§ What to do
Write out every entry exactly as it stands.

Data listing:
# # # # #
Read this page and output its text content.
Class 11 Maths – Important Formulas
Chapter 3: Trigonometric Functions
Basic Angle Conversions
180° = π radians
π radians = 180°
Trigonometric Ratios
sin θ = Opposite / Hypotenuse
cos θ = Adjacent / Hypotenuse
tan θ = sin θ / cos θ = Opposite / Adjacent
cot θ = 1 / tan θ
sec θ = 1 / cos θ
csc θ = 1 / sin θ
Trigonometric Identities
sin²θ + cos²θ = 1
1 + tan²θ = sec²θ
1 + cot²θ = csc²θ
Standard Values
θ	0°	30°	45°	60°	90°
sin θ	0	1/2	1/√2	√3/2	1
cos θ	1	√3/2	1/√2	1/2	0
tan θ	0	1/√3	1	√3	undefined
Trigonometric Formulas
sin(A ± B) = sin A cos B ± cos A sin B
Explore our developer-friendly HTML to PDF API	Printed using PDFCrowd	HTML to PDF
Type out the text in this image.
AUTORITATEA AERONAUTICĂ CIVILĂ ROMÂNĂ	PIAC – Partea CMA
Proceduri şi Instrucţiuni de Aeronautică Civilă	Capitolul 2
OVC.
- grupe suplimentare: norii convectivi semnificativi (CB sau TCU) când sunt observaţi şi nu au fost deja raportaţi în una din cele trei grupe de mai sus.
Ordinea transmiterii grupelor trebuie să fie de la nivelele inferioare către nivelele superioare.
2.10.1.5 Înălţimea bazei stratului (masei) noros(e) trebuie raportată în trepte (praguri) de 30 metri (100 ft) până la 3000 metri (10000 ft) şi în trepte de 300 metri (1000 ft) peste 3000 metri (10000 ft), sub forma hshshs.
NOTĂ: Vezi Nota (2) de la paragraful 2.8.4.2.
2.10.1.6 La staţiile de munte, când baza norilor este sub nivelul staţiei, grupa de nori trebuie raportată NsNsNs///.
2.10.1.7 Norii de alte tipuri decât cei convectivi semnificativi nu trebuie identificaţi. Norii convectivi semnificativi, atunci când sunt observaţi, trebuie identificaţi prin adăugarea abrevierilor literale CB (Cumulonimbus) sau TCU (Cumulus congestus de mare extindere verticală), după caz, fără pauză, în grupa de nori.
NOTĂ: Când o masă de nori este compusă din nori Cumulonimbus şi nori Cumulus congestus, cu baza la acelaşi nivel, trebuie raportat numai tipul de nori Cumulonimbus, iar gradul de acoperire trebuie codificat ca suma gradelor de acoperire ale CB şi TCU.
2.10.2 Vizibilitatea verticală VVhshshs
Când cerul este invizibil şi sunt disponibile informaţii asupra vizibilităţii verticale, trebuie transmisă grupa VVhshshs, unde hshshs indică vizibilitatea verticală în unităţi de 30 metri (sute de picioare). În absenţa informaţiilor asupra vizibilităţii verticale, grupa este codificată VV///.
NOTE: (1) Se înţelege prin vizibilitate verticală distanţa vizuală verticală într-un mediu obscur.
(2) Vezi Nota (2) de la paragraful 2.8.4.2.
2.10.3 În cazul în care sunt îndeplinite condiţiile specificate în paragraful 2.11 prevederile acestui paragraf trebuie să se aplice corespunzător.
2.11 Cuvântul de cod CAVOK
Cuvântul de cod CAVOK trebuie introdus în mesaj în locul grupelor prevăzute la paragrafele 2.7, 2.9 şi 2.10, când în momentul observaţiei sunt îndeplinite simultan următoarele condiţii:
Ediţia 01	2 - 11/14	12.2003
# # # # #
§ Answer
Read this page and output its text content.
Class 11 Maths – Important Formulas
Chapter 3: Trigonometric Functions
Basic Angle Conversions
180° = π radians
π radians = 180°
Trigonometric Ratios
sin θ = Opposite / Hypotenuse
cos θ = Adjacent / Hypotenuse
tan θ = sin θ / cos θ = Opposite / Adjacent
cot θ = 1 / tan θ
sec θ = 1 / cos θ
csc θ = 1 / sin θ
Trigonometric Identities
sin²θ + cos²θ = 1
1 + tan²θ = sec²θ
1 + cot²θ = csc²θ
Standard Values
θ	0°	30°	45°	60°	90°
sin θ	0	1/2	1/√2	√3/2	1
cos θ	1	√3/2	1/√2	1/2	0
tan θ	0	1/√3	1	√3	undefined
Trigonometric Formulas
sin(A ± B) = sin A cos B ± cos A sin B
Explore our developer-friendly HTML to PDF API	Printed using PDFCrowd	HTML to PDF
Type out the text in this image.
AUTORITATEA AERONAUTICĂ CIVILĂ ROMÂNĂ	PIAC – Partea CMA
Proceduri şi Instrucţiuni de Aeronautică Civilă	Capitolul 2
OVC.
- grupe suplimentare: norii convectivi semnificativi (CB sau TCU) când sunt observaţi şi nu au fost deja raportaţi în una din cele trei grupe de mai sus.
Ordinea transmiterii grupelor trebuie să fie de la nivelele inferioare către nivelele superioare.
2.10.1.5 Înălţimea bazei stratului (masei) noros(e) trebuie raportată în trepte (praguri) de 30 metri (100 ft) până la 3000 metri (10000 ft) şi în trepte de 300 metri (1000 ft) peste 3000 metri (10000 ft), sub forma hshshs.
NOTĂ: Vezi Nota (2) de la paragraful 2.8.4.2.
2.10.1.6 La staţiile de munte, când baza norilor este sub nivelul staţiei, grupa de nori trebuie raportată NsNsNs///.
2.10.1.7 Norii de alte tipuri decât cei convectivi semnificativi nu trebuie identificaţi. Norii convectivi semnificativi, atunci când sunt observaţi, trebuie identificaţi prin adăugarea abrevierilor literale CB (Cumulonimbus) sau TCU (Cumulus congestus de mare extindere verticală), după caz, fără pauză, în grupa de nori.
NOTĂ: Când o masă de nori este compusă din nori Cumulonimbus şi nori Cumulus congestus, cu baza la acelaşi nivel, trebuie raportat numai tipul de nori Cumulonimbus, iar gradul de acoperire trebuie codificat ca suma gradelor de acoperire ale CB şi TCU.
2.10.2 Vizibilitatea verticală VVhshshs
Când cerul este invizibil şi sunt disponibile informaţii asupra vizibilităţii verticale, trebuie transmisă grupa VVhshshs, unde hshshs indică vizibilitatea verticală în unităţi de 30 metri (sute de picioare). În absenţa informaţiilor asupra vizibilităţii verticale, grupa este codificată VV///.
NOTE: (1) Se înţelege prin vizibilitate verticală distanţa vizuală verticală într-un mediu obscur.
(2) Vezi Nota (2) de la paragraful 2.8.4.2.
2.10.3 În cazul în care sunt îndeplinite condiţiile specificate în paragraful 2.11 prevederile acestui paragraf trebuie să se aplice corespunzător.
2.11 Cuvântul de cod CAVOK
Cuvântul de cod CAVOK trebuie introdus în mesaj în locul grupelor prevăzute la paragrafele 2.7, 2.9 şi 2.10, când în momentul observaţiei sunt îndeplinite simultan următoarele condiţii:
Ediţia 01	2 - 11/14	12.2003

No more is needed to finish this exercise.